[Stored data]
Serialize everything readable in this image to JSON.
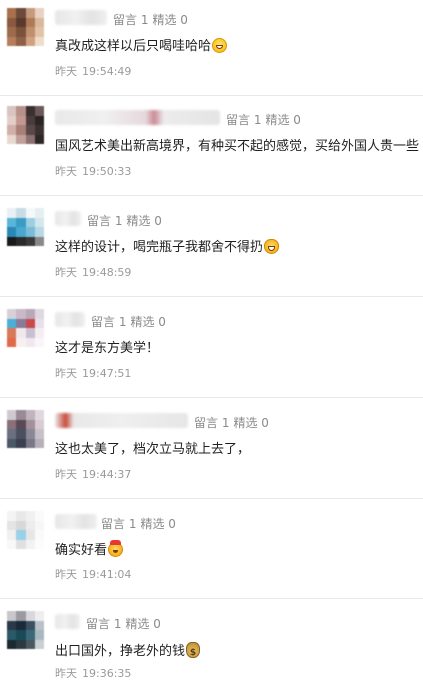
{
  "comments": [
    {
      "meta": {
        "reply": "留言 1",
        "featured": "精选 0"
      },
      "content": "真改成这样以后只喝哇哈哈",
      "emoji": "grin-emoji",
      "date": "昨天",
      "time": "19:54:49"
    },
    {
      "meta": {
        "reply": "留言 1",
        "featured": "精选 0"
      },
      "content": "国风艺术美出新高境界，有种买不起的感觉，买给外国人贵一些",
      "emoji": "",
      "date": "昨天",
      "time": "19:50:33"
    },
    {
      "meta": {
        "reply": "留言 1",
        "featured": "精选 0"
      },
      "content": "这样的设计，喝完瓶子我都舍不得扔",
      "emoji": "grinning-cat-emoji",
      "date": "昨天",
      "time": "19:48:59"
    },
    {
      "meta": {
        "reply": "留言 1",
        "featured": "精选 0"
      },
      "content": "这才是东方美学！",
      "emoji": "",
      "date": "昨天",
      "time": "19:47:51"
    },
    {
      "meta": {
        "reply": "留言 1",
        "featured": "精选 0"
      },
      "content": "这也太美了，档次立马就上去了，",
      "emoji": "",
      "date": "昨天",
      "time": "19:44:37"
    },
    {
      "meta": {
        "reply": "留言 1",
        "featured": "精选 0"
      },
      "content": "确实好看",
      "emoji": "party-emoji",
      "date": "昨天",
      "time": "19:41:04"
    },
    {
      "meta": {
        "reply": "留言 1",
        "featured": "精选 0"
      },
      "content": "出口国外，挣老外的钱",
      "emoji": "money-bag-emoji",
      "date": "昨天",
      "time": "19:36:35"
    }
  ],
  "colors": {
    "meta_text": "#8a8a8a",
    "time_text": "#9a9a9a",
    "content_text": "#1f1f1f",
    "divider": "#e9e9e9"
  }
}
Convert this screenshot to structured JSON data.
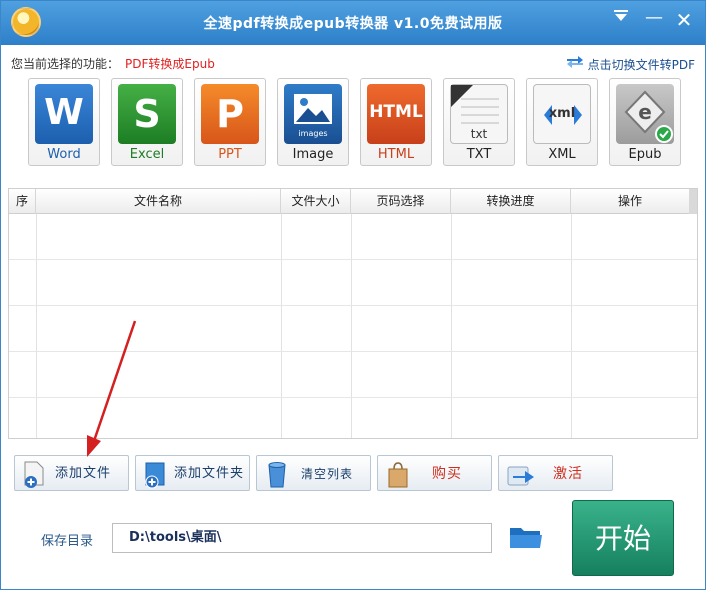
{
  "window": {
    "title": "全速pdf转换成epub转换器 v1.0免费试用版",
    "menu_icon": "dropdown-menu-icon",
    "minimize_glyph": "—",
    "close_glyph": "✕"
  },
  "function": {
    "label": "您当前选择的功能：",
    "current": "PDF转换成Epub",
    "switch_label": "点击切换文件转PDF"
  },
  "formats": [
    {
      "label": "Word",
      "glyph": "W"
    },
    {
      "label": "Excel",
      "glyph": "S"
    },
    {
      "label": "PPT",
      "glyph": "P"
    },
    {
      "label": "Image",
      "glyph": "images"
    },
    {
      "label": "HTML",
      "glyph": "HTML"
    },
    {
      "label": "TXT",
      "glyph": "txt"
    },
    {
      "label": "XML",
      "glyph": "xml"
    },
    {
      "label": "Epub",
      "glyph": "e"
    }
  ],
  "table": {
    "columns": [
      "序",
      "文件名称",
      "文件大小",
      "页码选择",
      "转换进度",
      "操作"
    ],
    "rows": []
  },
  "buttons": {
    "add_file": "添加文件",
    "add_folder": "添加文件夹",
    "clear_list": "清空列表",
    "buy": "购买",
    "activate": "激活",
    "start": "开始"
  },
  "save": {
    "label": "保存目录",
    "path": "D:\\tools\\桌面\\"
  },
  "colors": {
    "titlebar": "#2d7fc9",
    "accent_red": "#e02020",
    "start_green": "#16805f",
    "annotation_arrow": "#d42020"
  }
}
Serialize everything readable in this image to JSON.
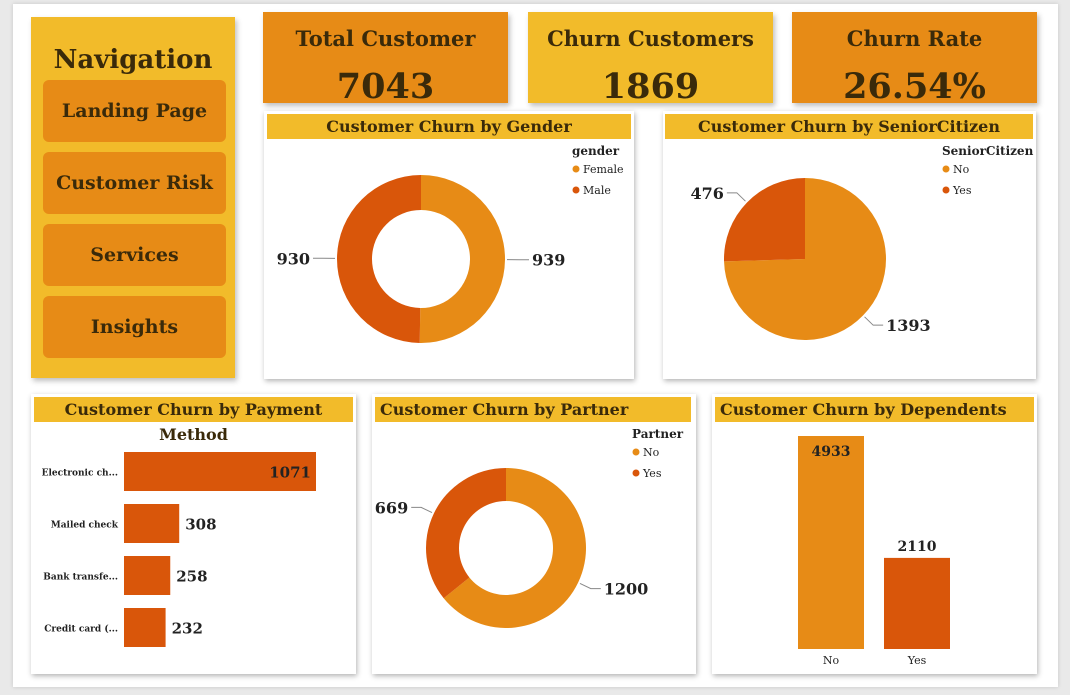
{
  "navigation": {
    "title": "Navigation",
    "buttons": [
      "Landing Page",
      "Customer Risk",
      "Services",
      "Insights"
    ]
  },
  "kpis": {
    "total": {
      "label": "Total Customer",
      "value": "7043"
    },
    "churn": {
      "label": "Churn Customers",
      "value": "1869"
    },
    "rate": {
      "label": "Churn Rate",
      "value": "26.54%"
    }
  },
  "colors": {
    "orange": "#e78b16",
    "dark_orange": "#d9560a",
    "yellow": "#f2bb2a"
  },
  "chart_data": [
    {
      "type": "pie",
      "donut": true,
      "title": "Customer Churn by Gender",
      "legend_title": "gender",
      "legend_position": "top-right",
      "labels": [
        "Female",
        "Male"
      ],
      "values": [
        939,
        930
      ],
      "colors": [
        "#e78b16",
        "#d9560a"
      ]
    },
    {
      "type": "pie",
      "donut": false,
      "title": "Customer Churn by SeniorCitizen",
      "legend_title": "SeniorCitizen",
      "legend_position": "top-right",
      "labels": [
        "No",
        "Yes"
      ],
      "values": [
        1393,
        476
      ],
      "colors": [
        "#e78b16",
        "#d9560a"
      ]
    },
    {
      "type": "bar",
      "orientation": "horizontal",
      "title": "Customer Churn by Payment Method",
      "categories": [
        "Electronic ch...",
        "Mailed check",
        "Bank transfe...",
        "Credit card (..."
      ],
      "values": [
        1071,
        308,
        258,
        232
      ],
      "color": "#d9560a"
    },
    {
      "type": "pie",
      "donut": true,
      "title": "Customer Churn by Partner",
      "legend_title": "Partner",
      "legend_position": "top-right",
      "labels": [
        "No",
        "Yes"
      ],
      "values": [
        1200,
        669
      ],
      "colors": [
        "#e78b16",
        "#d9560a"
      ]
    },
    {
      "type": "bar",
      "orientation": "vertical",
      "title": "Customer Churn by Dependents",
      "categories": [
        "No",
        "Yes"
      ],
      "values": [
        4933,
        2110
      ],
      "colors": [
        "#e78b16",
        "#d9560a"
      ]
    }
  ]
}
---
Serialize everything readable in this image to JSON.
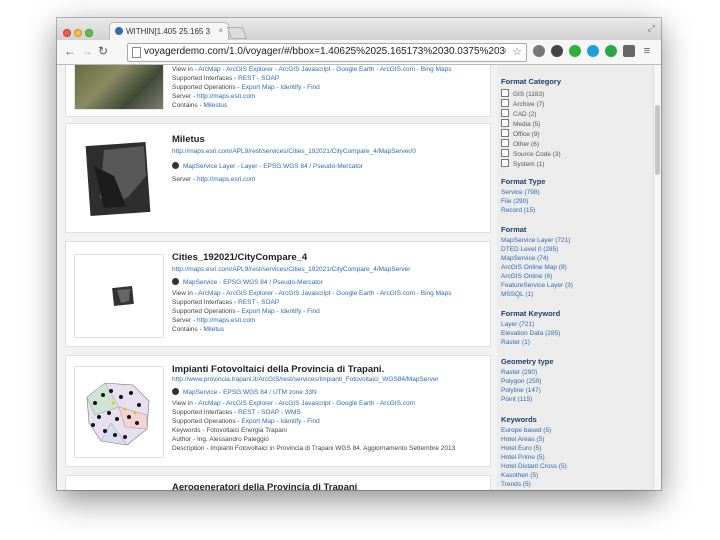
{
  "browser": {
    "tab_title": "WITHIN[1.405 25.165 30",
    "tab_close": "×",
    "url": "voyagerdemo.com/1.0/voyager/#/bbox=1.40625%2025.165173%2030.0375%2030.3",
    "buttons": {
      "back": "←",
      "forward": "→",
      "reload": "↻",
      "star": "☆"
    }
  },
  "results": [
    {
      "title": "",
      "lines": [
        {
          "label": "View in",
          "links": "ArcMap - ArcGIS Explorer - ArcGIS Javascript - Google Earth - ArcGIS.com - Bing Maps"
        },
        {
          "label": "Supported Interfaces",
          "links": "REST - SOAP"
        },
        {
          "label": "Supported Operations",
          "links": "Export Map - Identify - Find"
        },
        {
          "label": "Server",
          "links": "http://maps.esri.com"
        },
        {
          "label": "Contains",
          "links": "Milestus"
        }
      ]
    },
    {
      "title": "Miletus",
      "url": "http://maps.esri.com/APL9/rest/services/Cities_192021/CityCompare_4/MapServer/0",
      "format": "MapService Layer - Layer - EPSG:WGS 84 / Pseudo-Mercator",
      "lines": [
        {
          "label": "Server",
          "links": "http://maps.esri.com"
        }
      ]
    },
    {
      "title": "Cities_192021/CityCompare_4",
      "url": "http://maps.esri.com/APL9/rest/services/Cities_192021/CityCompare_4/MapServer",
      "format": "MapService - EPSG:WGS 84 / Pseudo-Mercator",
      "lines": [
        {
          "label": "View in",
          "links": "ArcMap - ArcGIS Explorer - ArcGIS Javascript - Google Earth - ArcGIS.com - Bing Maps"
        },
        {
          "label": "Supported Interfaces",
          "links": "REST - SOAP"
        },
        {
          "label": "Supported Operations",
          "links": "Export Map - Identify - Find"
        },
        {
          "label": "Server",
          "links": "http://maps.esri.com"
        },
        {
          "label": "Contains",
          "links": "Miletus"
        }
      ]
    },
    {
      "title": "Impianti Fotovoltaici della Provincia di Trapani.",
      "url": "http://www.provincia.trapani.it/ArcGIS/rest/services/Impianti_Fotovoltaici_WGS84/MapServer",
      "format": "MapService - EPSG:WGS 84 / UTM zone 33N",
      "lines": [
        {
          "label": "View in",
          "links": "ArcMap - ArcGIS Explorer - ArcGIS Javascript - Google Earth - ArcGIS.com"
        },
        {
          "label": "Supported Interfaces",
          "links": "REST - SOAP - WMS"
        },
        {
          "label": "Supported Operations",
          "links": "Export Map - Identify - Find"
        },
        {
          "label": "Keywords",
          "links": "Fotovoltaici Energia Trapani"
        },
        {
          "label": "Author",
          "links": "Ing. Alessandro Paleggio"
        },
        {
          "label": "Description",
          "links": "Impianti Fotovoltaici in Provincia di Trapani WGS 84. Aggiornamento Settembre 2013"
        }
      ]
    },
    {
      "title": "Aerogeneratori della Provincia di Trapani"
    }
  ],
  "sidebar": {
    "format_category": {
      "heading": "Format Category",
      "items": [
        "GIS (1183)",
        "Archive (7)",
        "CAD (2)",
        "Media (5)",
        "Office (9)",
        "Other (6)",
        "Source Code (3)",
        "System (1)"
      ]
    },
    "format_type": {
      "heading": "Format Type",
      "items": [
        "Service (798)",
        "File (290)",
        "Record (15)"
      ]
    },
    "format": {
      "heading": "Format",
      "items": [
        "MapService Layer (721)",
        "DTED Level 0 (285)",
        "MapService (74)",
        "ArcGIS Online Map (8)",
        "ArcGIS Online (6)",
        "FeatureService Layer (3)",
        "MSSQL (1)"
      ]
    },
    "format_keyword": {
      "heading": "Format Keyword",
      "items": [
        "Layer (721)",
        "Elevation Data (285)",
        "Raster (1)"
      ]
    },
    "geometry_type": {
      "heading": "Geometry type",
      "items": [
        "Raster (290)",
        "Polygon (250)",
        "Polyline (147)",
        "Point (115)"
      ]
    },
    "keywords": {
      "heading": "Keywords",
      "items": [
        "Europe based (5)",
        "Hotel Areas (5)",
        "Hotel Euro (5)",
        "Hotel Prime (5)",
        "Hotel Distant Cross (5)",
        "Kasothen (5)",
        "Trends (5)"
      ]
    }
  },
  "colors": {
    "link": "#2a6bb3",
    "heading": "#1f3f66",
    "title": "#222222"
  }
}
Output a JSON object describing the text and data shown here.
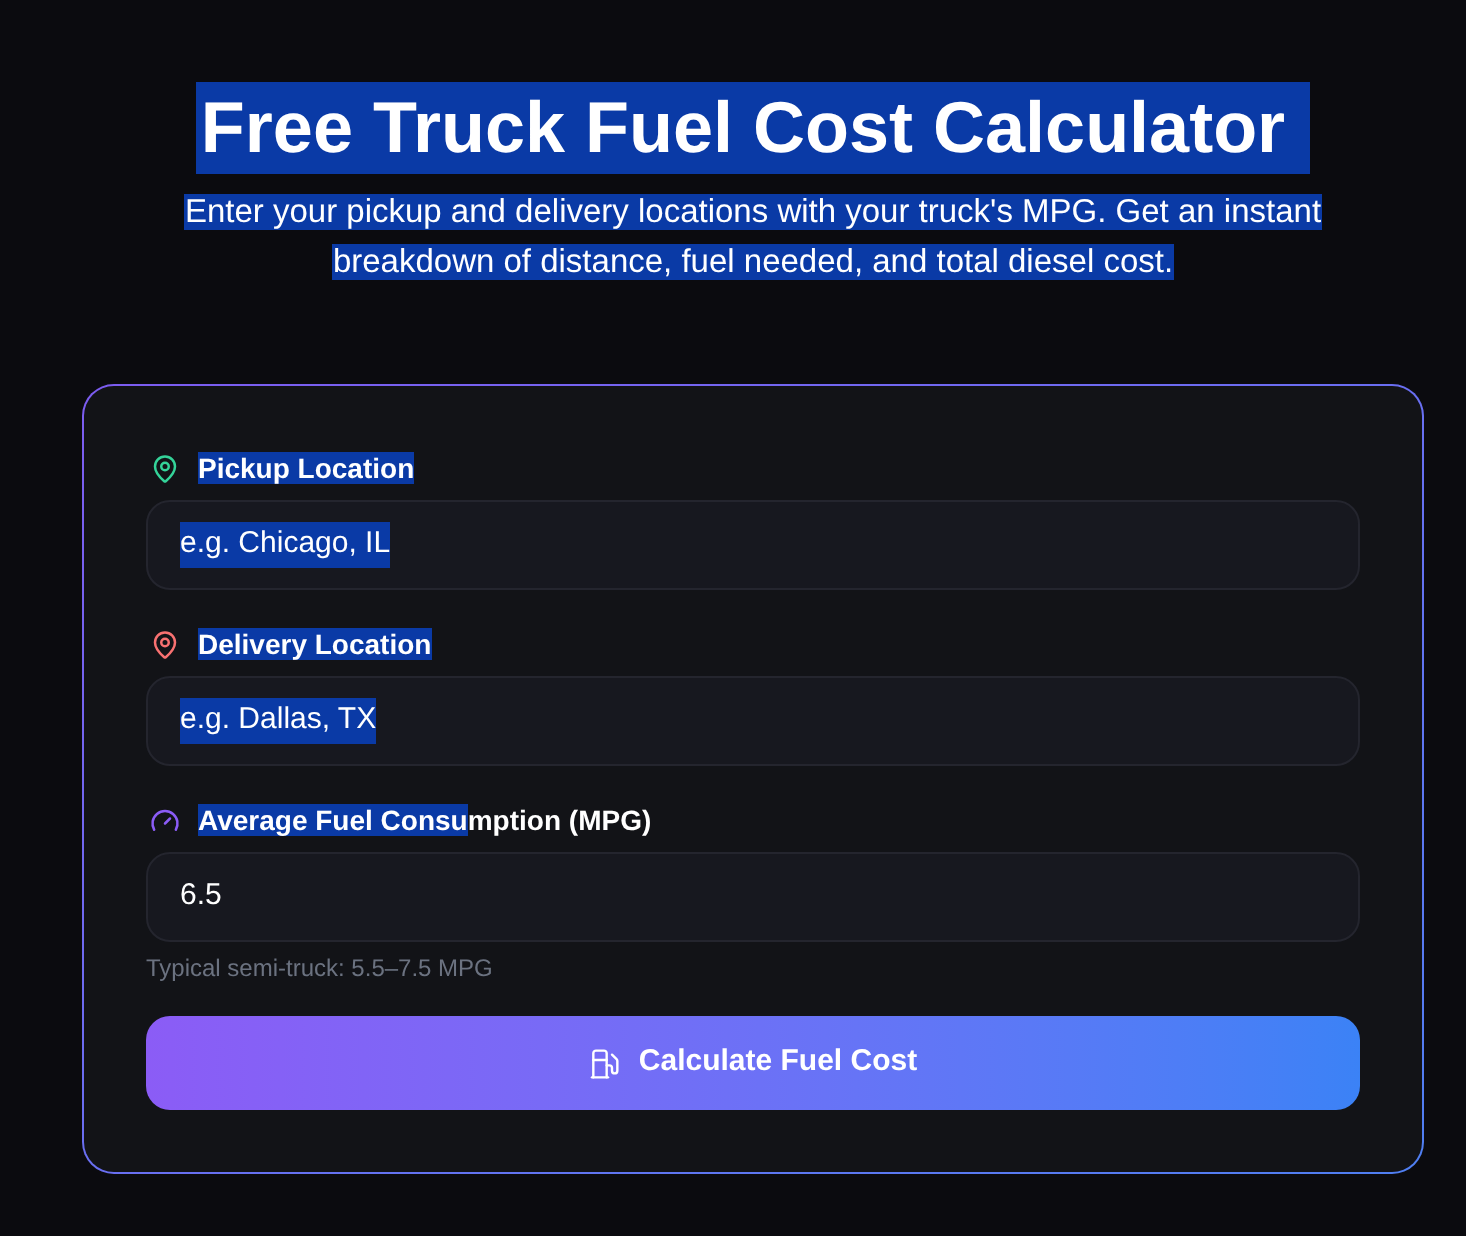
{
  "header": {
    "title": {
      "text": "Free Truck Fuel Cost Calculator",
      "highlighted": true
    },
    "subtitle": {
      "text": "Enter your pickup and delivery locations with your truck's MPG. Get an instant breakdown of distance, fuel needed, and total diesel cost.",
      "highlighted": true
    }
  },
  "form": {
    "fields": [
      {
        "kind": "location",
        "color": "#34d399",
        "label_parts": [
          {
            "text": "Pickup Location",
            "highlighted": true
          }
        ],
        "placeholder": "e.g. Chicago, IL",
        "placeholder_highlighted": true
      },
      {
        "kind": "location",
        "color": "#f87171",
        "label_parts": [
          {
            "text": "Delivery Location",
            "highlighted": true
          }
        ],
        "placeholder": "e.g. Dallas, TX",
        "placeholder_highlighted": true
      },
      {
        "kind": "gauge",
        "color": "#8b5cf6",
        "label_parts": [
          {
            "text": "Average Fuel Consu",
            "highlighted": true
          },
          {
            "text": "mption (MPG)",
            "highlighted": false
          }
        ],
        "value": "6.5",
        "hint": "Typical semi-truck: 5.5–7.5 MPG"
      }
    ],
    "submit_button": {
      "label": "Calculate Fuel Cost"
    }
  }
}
==
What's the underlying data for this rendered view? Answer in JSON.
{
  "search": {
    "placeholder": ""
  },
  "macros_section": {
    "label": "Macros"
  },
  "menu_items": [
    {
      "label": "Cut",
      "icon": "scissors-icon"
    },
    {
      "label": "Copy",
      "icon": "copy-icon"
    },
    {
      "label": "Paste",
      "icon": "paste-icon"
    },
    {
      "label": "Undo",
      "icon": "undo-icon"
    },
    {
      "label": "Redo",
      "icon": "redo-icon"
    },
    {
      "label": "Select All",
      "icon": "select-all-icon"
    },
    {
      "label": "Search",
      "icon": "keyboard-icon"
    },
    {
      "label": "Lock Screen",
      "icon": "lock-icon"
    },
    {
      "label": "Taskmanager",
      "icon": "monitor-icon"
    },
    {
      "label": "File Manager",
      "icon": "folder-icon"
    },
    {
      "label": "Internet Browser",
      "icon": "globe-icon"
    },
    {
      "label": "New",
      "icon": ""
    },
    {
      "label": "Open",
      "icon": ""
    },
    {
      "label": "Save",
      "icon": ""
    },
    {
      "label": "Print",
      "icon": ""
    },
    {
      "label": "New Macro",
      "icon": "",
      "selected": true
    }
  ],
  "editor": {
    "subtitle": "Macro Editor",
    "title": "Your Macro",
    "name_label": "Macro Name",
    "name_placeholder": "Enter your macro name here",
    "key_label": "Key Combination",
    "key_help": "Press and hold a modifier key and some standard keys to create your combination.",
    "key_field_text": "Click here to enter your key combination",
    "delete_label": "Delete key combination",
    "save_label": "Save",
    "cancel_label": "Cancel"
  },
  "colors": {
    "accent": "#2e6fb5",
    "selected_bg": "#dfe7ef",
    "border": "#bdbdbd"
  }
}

# [INSTRUCTIONS TO FOLLOW]
Reproduce every line of the listing above in which the string "Partner" appears.

# [SOLVED PROBLEM]
      "title": "Customer Churn by Partner",
      "legend_title": "Partner",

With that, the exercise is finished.